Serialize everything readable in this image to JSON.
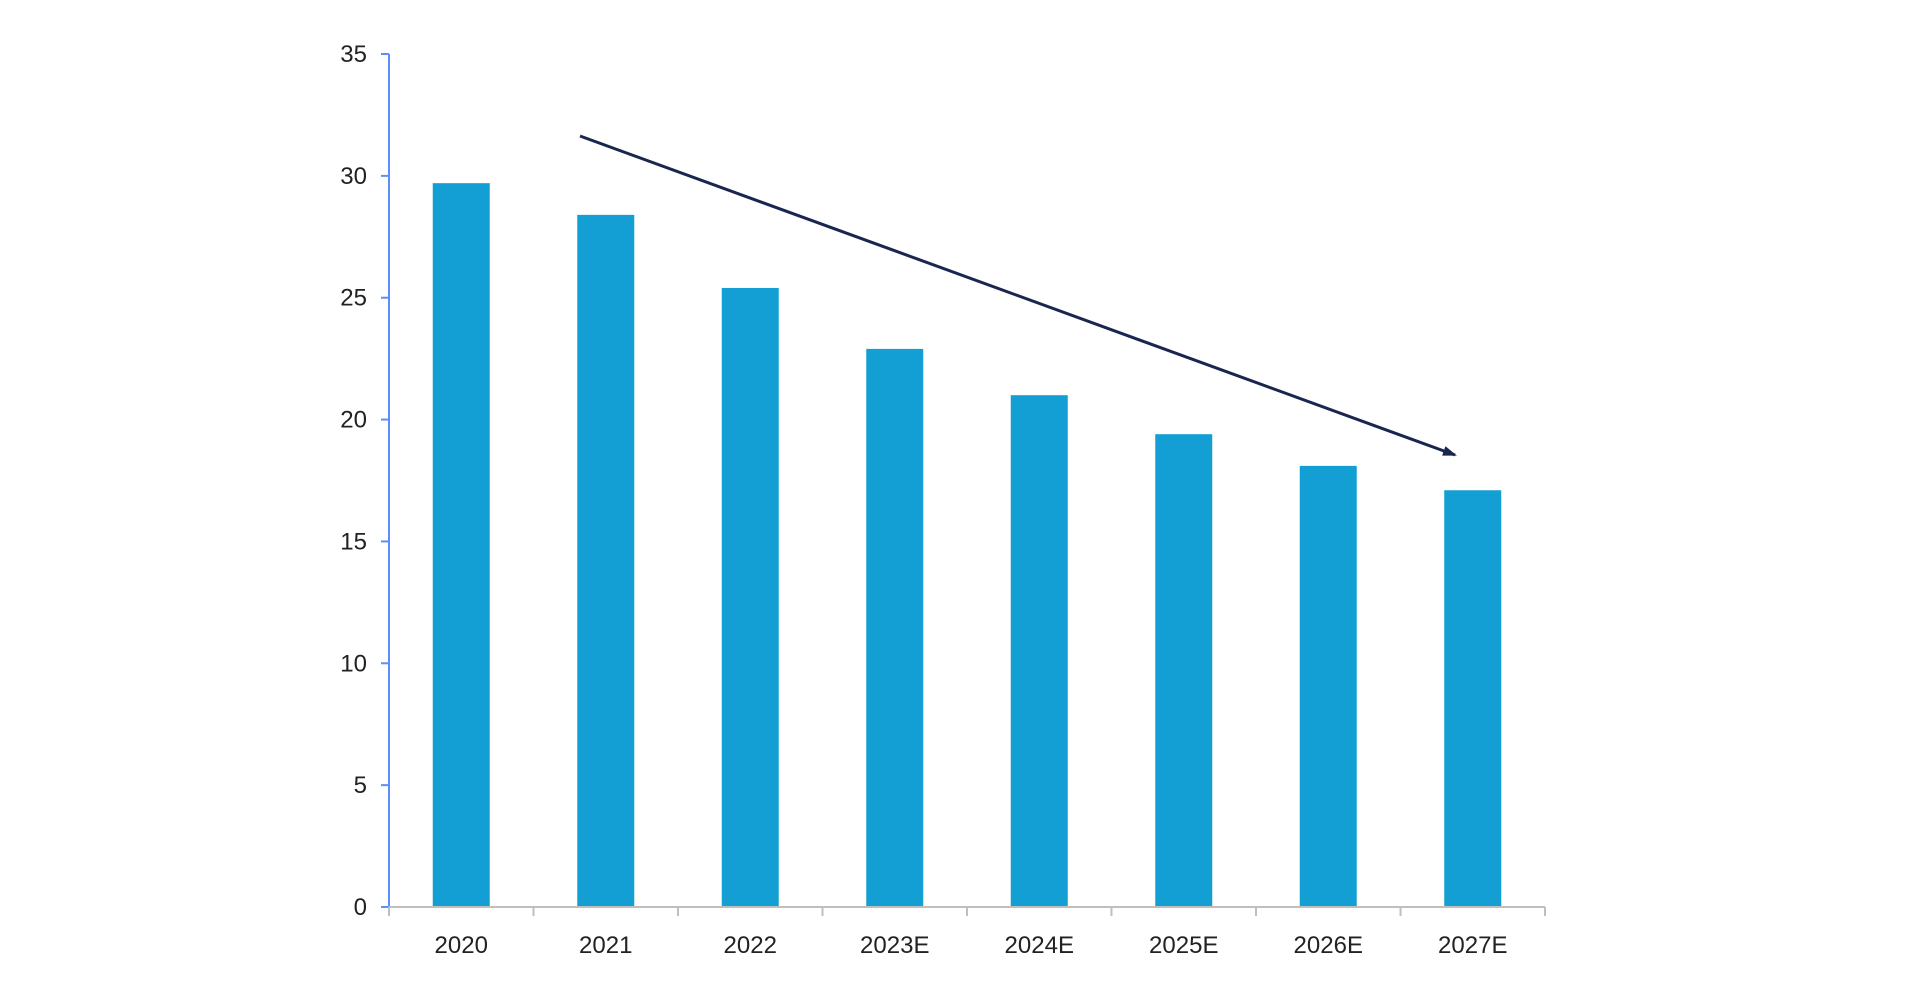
{
  "chart_data": {
    "type": "bar",
    "title": "",
    "xlabel": "",
    "ylabel": "",
    "categories": [
      "2020",
      "2021",
      "2022",
      "2023E",
      "2024E",
      "2025E",
      "2026E",
      "2027E"
    ],
    "series": [
      {
        "values": [
          29.7,
          28.4,
          25.4,
          22.9,
          21.0,
          19.4,
          18.1,
          17.1
        ]
      }
    ],
    "ylim": [
      0,
      35
    ],
    "yticks": [
      0,
      5,
      10,
      15,
      20,
      25,
      30,
      35
    ],
    "grid": false,
    "legend": "none",
    "annotations": [
      {
        "type": "trend-arrow",
        "direction": "downward",
        "from_category": "2021",
        "to_category": "2027E"
      }
    ],
    "colors": {
      "bar": "#139FD3",
      "y_axis": "#5B8FF9",
      "x_axis": "#BFBFBF",
      "arrow": "#1A2650",
      "text": "#222222"
    }
  }
}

● ● ● ● ●

▸ Task instructions
Keep every word of the data as it is when you write it out, but drop the pictures.

▸ Correct answer
Serialize everything readable in this image to JSON.
{
  "chart_data": {
    "type": "bar",
    "title": "",
    "xlabel": "",
    "ylabel": "",
    "categories": [
      "2020",
      "2021",
      "2022",
      "2023E",
      "2024E",
      "2025E",
      "2026E",
      "2027E"
    ],
    "series": [
      {
        "values": [
          29.7,
          28.4,
          25.4,
          22.9,
          21.0,
          19.4,
          18.1,
          17.1
        ]
      }
    ],
    "ylim": [
      0,
      35
    ],
    "yticks": [
      0,
      5,
      10,
      15,
      20,
      25,
      30,
      35
    ],
    "grid": false,
    "legend": "none",
    "annotations": [
      {
        "type": "trend-arrow",
        "direction": "downward",
        "from_category": "2021",
        "to_category": "2027E"
      }
    ],
    "colors": {
      "bar": "#139FD3",
      "y_axis": "#5B8FF9",
      "x_axis": "#BFBFBF",
      "arrow": "#1A2650",
      "text": "#222222"
    }
  }
}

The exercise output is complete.